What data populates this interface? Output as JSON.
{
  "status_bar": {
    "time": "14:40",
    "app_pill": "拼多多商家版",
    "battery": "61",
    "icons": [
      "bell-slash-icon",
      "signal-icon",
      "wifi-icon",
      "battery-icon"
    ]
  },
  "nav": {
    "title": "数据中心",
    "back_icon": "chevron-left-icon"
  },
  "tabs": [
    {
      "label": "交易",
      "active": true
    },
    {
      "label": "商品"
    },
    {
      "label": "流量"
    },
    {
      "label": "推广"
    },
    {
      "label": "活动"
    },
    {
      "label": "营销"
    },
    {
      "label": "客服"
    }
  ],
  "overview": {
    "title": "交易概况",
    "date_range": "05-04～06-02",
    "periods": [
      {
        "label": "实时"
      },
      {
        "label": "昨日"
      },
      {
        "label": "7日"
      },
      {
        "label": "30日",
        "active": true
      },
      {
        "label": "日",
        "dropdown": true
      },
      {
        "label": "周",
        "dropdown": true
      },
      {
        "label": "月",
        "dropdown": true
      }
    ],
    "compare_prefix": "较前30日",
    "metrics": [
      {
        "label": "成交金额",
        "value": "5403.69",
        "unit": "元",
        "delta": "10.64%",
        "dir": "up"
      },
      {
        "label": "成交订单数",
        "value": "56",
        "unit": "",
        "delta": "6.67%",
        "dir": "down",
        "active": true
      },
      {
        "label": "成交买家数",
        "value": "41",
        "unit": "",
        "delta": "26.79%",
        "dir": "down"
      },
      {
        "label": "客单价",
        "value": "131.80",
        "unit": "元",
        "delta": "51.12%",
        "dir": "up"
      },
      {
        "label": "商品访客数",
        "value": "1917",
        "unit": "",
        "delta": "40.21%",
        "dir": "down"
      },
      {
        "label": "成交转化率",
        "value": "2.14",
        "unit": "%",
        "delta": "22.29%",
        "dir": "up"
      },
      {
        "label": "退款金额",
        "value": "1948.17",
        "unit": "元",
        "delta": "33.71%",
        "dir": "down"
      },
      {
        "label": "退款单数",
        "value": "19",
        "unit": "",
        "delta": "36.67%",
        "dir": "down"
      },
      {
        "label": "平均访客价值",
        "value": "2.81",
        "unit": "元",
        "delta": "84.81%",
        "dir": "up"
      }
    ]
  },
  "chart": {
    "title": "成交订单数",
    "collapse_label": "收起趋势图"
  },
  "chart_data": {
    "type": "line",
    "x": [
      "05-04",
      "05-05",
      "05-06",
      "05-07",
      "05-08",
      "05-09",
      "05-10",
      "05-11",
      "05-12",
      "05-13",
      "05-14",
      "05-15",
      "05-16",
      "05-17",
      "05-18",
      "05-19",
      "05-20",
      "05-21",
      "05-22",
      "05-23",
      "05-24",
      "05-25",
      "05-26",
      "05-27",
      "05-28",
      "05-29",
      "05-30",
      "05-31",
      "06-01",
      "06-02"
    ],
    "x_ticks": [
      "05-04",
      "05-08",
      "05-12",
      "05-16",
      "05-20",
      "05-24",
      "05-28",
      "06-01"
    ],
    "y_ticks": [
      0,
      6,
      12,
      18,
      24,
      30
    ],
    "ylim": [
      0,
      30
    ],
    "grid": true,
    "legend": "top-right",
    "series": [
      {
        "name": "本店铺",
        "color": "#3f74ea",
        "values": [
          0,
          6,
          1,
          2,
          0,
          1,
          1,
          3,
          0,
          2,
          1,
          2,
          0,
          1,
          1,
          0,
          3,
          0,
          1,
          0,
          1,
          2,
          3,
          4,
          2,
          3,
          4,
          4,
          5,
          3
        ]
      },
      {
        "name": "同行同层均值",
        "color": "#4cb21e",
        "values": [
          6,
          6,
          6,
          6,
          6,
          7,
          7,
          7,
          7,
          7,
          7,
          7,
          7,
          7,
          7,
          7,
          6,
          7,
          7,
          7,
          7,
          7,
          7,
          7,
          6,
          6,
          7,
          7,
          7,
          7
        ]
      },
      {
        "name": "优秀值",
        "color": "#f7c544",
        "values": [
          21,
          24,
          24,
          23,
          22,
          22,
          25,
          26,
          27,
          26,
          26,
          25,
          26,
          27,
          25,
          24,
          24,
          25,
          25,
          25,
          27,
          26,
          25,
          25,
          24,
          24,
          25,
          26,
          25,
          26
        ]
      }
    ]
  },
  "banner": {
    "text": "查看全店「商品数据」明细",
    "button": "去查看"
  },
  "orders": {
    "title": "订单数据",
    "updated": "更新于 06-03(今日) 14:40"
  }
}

# # #

> **Exercise instructions**:
Extract the data exactly as given.

> **Right answer**:
What data populates this interface? Output as JSON.
{
  "status_bar": {
    "time": "14:40",
    "app_pill": "拼多多商家版",
    "battery": "61",
    "icons": [
      "bell-slash-icon",
      "signal-icon",
      "wifi-icon",
      "battery-icon"
    ]
  },
  "nav": {
    "title": "数据中心",
    "back_icon": "chevron-left-icon"
  },
  "tabs": [
    {
      "label": "交易",
      "active": true
    },
    {
      "label": "商品"
    },
    {
      "label": "流量"
    },
    {
      "label": "推广"
    },
    {
      "label": "活动"
    },
    {
      "label": "营销"
    },
    {
      "label": "客服"
    }
  ],
  "overview": {
    "title": "交易概况",
    "date_range": "05-04～06-02",
    "periods": [
      {
        "label": "实时"
      },
      {
        "label": "昨日"
      },
      {
        "label": "7日"
      },
      {
        "label": "30日",
        "active": true
      },
      {
        "label": "日",
        "dropdown": true
      },
      {
        "label": "周",
        "dropdown": true
      },
      {
        "label": "月",
        "dropdown": true
      }
    ],
    "compare_prefix": "较前30日",
    "metrics": [
      {
        "label": "成交金额",
        "value": "5403.69",
        "unit": "元",
        "delta": "10.64%",
        "dir": "up"
      },
      {
        "label": "成交订单数",
        "value": "56",
        "unit": "",
        "delta": "6.67%",
        "dir": "down",
        "active": true
      },
      {
        "label": "成交买家数",
        "value": "41",
        "unit": "",
        "delta": "26.79%",
        "dir": "down"
      },
      {
        "label": "客单价",
        "value": "131.80",
        "unit": "元",
        "delta": "51.12%",
        "dir": "up"
      },
      {
        "label": "商品访客数",
        "value": "1917",
        "unit": "",
        "delta": "40.21%",
        "dir": "down"
      },
      {
        "label": "成交转化率",
        "value": "2.14",
        "unit": "%",
        "delta": "22.29%",
        "dir": "up"
      },
      {
        "label": "退款金额",
        "value": "1948.17",
        "unit": "元",
        "delta": "33.71%",
        "dir": "down"
      },
      {
        "label": "退款单数",
        "value": "19",
        "unit": "",
        "delta": "36.67%",
        "dir": "down"
      },
      {
        "label": "平均访客价值",
        "value": "2.81",
        "unit": "元",
        "delta": "84.81%",
        "dir": "up"
      }
    ]
  },
  "chart": {
    "title": "成交订单数",
    "collapse_label": "收起趋势图"
  },
  "chart_data": {
    "type": "line",
    "x": [
      "05-04",
      "05-05",
      "05-06",
      "05-07",
      "05-08",
      "05-09",
      "05-10",
      "05-11",
      "05-12",
      "05-13",
      "05-14",
      "05-15",
      "05-16",
      "05-17",
      "05-18",
      "05-19",
      "05-20",
      "05-21",
      "05-22",
      "05-23",
      "05-24",
      "05-25",
      "05-26",
      "05-27",
      "05-28",
      "05-29",
      "05-30",
      "05-31",
      "06-01",
      "06-02"
    ],
    "x_ticks": [
      "05-04",
      "05-08",
      "05-12",
      "05-16",
      "05-20",
      "05-24",
      "05-28",
      "06-01"
    ],
    "y_ticks": [
      0,
      6,
      12,
      18,
      24,
      30
    ],
    "ylim": [
      0,
      30
    ],
    "grid": true,
    "legend": "top-right",
    "series": [
      {
        "name": "本店铺",
        "color": "#3f74ea",
        "values": [
          0,
          6,
          1,
          2,
          0,
          1,
          1,
          3,
          0,
          2,
          1,
          2,
          0,
          1,
          1,
          0,
          3,
          0,
          1,
          0,
          1,
          2,
          3,
          4,
          2,
          3,
          4,
          4,
          5,
          3
        ]
      },
      {
        "name": "同行同层均值",
        "color": "#4cb21e",
        "values": [
          6,
          6,
          6,
          6,
          6,
          7,
          7,
          7,
          7,
          7,
          7,
          7,
          7,
          7,
          7,
          7,
          6,
          7,
          7,
          7,
          7,
          7,
          7,
          7,
          6,
          6,
          7,
          7,
          7,
          7
        ]
      },
      {
        "name": "优秀值",
        "color": "#f7c544",
        "values": [
          21,
          24,
          24,
          23,
          22,
          22,
          25,
          26,
          27,
          26,
          26,
          25,
          26,
          27,
          25,
          24,
          24,
          25,
          25,
          25,
          27,
          26,
          25,
          25,
          24,
          24,
          25,
          26,
          25,
          26
        ]
      }
    ]
  },
  "banner": {
    "text": "查看全店「商品数据」明细",
    "button": "去查看"
  },
  "orders": {
    "title": "订单数据",
    "updated": "更新于 06-03(今日) 14:40"
  }
}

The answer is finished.